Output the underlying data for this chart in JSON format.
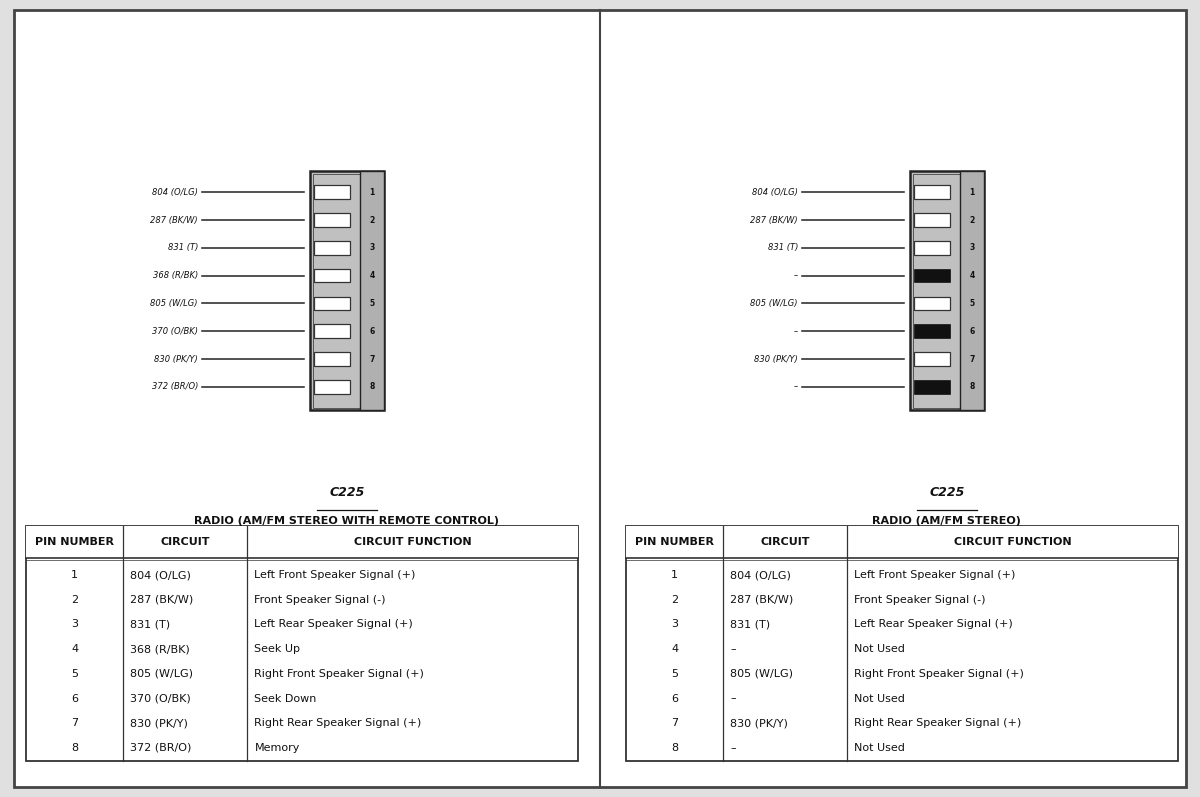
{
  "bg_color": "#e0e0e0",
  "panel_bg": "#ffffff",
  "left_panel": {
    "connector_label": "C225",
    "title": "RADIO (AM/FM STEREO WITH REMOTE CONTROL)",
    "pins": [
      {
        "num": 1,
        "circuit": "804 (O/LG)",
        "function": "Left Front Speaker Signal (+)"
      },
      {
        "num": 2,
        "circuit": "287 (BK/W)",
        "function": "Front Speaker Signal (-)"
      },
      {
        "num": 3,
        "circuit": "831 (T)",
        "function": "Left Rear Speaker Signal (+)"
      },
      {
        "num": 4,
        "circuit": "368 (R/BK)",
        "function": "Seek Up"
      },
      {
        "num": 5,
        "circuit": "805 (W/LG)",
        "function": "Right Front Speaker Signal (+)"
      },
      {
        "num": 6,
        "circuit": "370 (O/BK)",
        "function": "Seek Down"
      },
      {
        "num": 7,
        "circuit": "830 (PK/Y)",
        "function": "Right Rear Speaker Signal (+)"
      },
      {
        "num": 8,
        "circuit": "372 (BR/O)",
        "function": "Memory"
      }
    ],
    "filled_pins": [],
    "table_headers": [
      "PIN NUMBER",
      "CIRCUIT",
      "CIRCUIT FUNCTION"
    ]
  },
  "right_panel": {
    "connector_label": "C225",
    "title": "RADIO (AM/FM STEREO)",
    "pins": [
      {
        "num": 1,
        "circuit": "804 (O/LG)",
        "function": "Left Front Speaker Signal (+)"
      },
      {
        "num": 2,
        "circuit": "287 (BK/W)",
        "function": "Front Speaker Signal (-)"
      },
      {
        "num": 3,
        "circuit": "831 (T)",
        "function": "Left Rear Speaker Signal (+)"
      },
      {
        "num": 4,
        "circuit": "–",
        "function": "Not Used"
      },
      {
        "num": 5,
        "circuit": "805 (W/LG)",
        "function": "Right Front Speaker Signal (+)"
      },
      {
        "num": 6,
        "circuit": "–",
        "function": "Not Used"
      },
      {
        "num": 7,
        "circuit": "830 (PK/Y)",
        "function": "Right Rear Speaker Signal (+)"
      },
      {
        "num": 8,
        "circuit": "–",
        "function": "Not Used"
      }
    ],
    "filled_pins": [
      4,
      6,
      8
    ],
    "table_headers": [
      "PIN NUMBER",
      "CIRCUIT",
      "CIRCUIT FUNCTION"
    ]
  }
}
○ ○ ○ ○ ○ ○ ○
**REQUEST:** Skip the pictures, then retype every line above exactly.

**FINAL ANSWER:**
Output the underlying data for this chart in JSON format.
{
  "bg_color": "#e0e0e0",
  "panel_bg": "#ffffff",
  "left_panel": {
    "connector_label": "C225",
    "title": "RADIO (AM/FM STEREO WITH REMOTE CONTROL)",
    "pins": [
      {
        "num": 1,
        "circuit": "804 (O/LG)",
        "function": "Left Front Speaker Signal (+)"
      },
      {
        "num": 2,
        "circuit": "287 (BK/W)",
        "function": "Front Speaker Signal (-)"
      },
      {
        "num": 3,
        "circuit": "831 (T)",
        "function": "Left Rear Speaker Signal (+)"
      },
      {
        "num": 4,
        "circuit": "368 (R/BK)",
        "function": "Seek Up"
      },
      {
        "num": 5,
        "circuit": "805 (W/LG)",
        "function": "Right Front Speaker Signal (+)"
      },
      {
        "num": 6,
        "circuit": "370 (O/BK)",
        "function": "Seek Down"
      },
      {
        "num": 7,
        "circuit": "830 (PK/Y)",
        "function": "Right Rear Speaker Signal (+)"
      },
      {
        "num": 8,
        "circuit": "372 (BR/O)",
        "function": "Memory"
      }
    ],
    "filled_pins": [],
    "table_headers": [
      "PIN NUMBER",
      "CIRCUIT",
      "CIRCUIT FUNCTION"
    ]
  },
  "right_panel": {
    "connector_label": "C225",
    "title": "RADIO (AM/FM STEREO)",
    "pins": [
      {
        "num": 1,
        "circuit": "804 (O/LG)",
        "function": "Left Front Speaker Signal (+)"
      },
      {
        "num": 2,
        "circuit": "287 (BK/W)",
        "function": "Front Speaker Signal (-)"
      },
      {
        "num": 3,
        "circuit": "831 (T)",
        "function": "Left Rear Speaker Signal (+)"
      },
      {
        "num": 4,
        "circuit": "–",
        "function": "Not Used"
      },
      {
        "num": 5,
        "circuit": "805 (W/LG)",
        "function": "Right Front Speaker Signal (+)"
      },
      {
        "num": 6,
        "circuit": "–",
        "function": "Not Used"
      },
      {
        "num": 7,
        "circuit": "830 (PK/Y)",
        "function": "Right Rear Speaker Signal (+)"
      },
      {
        "num": 8,
        "circuit": "–",
        "function": "Not Used"
      }
    ],
    "filled_pins": [
      4,
      6,
      8
    ],
    "table_headers": [
      "PIN NUMBER",
      "CIRCUIT",
      "CIRCUIT FUNCTION"
    ]
  }
}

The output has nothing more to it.